Task brief ::
Reproduce the listing that follows with no differences at all.

Items from a dataset:

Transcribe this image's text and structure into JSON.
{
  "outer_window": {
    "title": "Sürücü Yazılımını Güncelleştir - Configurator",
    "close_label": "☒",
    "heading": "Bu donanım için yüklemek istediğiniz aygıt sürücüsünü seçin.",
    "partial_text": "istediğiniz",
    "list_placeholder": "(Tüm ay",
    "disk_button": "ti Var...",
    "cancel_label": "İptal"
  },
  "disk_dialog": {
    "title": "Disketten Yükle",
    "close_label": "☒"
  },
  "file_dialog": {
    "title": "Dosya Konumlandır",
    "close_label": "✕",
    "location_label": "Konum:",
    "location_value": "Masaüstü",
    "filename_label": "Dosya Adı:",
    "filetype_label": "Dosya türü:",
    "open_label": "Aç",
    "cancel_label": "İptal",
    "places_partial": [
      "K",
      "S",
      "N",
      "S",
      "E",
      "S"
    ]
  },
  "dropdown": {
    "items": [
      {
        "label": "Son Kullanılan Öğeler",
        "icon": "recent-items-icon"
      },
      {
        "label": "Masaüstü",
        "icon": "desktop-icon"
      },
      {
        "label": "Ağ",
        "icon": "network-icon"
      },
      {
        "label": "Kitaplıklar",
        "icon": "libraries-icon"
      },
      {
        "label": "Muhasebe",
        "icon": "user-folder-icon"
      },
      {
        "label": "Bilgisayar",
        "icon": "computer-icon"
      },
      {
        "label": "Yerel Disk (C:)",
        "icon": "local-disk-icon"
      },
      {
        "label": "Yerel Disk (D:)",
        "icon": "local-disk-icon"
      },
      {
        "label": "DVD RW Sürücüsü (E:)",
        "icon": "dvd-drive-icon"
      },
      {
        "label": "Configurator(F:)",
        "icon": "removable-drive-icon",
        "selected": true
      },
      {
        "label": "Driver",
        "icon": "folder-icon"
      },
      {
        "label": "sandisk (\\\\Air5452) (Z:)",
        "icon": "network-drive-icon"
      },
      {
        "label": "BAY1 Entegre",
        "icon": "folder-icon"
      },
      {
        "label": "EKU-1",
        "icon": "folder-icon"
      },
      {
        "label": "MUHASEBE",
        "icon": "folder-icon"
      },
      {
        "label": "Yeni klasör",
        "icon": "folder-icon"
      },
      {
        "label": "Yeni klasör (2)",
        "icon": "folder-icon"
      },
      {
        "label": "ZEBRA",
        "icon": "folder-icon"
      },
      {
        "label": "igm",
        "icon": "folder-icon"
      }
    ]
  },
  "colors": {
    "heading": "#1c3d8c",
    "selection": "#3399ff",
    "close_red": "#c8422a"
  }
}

Result for this task ::
Transcribe this image's text and structure into JSON.
{
  "outer_window": {
    "title": "Sürücü Yazılımını Güncelleştir - Configurator",
    "close_label": "☒",
    "heading": "Bu donanım için yüklemek istediğiniz aygıt sürücüsünü seçin.",
    "partial_text": "istediğiniz",
    "list_placeholder": "(Tüm ay",
    "disk_button": "ti Var...",
    "cancel_label": "İptal"
  },
  "disk_dialog": {
    "title": "Disketten Yükle",
    "close_label": "☒"
  },
  "file_dialog": {
    "title": "Dosya Konumlandır",
    "close_label": "✕",
    "location_label": "Konum:",
    "location_value": "Masaüstü",
    "filename_label": "Dosya Adı:",
    "filetype_label": "Dosya türü:",
    "open_label": "Aç",
    "cancel_label": "İptal",
    "places_partial": [
      "K",
      "S",
      "N",
      "S",
      "E",
      "S"
    ]
  },
  "dropdown": {
    "items": [
      {
        "label": "Son Kullanılan Öğeler",
        "icon": "recent-items-icon"
      },
      {
        "label": "Masaüstü",
        "icon": "desktop-icon"
      },
      {
        "label": "Ağ",
        "icon": "network-icon"
      },
      {
        "label": "Kitaplıklar",
        "icon": "libraries-icon"
      },
      {
        "label": "Muhasebe",
        "icon": "user-folder-icon"
      },
      {
        "label": "Bilgisayar",
        "icon": "computer-icon"
      },
      {
        "label": "Yerel Disk (C:)",
        "icon": "local-disk-icon"
      },
      {
        "label": "Yerel Disk (D:)",
        "icon": "local-disk-icon"
      },
      {
        "label": "DVD RW Sürücüsü (E:)",
        "icon": "dvd-drive-icon"
      },
      {
        "label": "Configurator(F:)",
        "icon": "removable-drive-icon",
        "selected": true
      },
      {
        "label": "Driver",
        "icon": "folder-icon"
      },
      {
        "label": "sandisk (\\\\Air5452) (Z:)",
        "icon": "network-drive-icon"
      },
      {
        "label": "BAY1 Entegre",
        "icon": "folder-icon"
      },
      {
        "label": "EKU-1",
        "icon": "folder-icon"
      },
      {
        "label": "MUHASEBE",
        "icon": "folder-icon"
      },
      {
        "label": "Yeni klasör",
        "icon": "folder-icon"
      },
      {
        "label": "Yeni klasör (2)",
        "icon": "folder-icon"
      },
      {
        "label": "ZEBRA",
        "icon": "folder-icon"
      },
      {
        "label": "igm",
        "icon": "folder-icon"
      }
    ]
  },
  "colors": {
    "heading": "#1c3d8c",
    "selection": "#3399ff",
    "close_red": "#c8422a"
  }
}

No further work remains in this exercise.